§ **DIRECTIVE**
Locate each line holding the string "name" and copy it.

§ **THE INPUT**
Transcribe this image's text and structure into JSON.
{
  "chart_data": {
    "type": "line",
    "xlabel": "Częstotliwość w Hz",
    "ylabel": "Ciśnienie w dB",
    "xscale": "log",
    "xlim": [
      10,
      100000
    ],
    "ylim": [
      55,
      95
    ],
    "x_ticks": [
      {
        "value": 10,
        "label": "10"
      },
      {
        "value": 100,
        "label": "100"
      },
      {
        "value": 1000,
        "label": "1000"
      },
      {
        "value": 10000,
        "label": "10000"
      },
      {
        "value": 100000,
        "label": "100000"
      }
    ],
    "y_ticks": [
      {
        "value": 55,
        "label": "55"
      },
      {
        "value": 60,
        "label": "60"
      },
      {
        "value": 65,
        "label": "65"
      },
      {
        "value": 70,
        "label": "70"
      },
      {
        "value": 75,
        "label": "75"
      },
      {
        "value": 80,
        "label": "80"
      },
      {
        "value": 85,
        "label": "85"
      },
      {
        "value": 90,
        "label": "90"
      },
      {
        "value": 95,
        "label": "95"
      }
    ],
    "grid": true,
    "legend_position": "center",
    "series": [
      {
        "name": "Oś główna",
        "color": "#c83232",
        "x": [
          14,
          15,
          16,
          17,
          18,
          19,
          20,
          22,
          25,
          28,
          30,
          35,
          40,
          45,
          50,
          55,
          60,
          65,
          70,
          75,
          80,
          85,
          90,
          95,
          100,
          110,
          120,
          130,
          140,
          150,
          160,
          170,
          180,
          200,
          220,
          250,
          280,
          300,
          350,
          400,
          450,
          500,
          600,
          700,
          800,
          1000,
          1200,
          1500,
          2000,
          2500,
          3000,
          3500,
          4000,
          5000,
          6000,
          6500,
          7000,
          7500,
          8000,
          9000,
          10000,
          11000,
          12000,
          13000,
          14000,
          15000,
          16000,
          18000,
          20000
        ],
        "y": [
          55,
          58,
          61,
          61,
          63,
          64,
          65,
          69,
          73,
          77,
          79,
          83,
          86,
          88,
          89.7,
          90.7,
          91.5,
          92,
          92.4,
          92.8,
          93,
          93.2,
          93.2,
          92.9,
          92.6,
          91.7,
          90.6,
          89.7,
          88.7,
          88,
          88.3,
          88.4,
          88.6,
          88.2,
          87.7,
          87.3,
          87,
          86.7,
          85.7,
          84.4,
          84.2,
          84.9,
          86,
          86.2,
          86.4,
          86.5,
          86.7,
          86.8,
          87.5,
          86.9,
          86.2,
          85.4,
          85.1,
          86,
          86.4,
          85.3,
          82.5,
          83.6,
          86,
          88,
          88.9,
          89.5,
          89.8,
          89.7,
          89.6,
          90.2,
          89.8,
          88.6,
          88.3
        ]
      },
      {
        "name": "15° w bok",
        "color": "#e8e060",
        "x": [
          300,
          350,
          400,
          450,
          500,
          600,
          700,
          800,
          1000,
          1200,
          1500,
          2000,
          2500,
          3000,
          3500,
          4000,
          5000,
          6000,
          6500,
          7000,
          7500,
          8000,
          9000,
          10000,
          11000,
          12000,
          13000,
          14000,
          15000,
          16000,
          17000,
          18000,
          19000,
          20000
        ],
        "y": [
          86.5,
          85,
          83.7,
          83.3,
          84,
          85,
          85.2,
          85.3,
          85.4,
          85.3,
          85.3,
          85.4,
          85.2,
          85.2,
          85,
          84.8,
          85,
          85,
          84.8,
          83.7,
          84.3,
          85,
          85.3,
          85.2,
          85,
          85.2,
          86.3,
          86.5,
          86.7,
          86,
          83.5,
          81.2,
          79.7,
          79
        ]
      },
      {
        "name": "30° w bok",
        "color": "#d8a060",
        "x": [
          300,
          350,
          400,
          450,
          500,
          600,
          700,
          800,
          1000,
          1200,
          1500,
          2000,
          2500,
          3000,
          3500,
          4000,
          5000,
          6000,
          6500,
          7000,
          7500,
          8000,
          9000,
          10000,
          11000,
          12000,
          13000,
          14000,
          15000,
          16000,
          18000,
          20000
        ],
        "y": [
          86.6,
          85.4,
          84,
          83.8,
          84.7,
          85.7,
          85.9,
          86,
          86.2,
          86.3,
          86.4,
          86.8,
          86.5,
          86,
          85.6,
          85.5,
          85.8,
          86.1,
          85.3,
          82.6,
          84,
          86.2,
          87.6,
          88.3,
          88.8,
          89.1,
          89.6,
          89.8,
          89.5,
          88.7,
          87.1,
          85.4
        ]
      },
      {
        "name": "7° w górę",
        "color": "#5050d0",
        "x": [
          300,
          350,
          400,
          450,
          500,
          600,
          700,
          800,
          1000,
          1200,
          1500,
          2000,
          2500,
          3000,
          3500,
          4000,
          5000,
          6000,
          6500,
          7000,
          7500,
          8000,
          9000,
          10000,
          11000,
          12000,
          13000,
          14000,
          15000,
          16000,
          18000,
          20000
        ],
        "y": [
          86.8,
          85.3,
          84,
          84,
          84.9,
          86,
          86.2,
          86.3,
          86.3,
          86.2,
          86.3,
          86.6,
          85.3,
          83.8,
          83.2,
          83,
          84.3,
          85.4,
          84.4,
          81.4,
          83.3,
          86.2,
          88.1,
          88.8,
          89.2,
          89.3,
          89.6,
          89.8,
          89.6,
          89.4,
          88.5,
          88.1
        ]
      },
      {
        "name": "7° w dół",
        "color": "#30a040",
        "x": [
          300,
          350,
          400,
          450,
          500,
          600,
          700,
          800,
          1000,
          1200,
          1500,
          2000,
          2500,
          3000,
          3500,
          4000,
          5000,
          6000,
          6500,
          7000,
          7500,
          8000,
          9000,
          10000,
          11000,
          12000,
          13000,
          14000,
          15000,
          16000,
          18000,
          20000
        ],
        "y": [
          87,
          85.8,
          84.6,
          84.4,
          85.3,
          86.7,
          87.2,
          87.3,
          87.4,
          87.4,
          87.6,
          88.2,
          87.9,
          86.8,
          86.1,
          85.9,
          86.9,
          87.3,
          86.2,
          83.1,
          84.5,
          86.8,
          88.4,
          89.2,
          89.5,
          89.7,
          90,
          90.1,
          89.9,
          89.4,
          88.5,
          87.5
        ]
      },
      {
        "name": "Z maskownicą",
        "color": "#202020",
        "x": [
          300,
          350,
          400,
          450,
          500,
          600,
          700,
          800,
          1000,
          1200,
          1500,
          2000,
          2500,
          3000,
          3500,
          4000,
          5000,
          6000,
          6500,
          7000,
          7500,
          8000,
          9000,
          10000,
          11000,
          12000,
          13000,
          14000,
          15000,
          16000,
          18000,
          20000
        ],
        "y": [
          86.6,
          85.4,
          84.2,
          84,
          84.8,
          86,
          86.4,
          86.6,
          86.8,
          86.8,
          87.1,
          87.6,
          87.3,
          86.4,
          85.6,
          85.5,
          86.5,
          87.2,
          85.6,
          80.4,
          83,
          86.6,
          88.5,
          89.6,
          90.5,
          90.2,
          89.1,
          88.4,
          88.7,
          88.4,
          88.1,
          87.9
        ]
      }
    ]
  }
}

§ **OUTPUT OF THE EXERCISE**
        "name": "Oś główna",
        "name": "15° w bok",
        "name": "30° w bok",
        "name": "7° w górę",
        "name": "7° w dół",
        "name": "Z maskownicą",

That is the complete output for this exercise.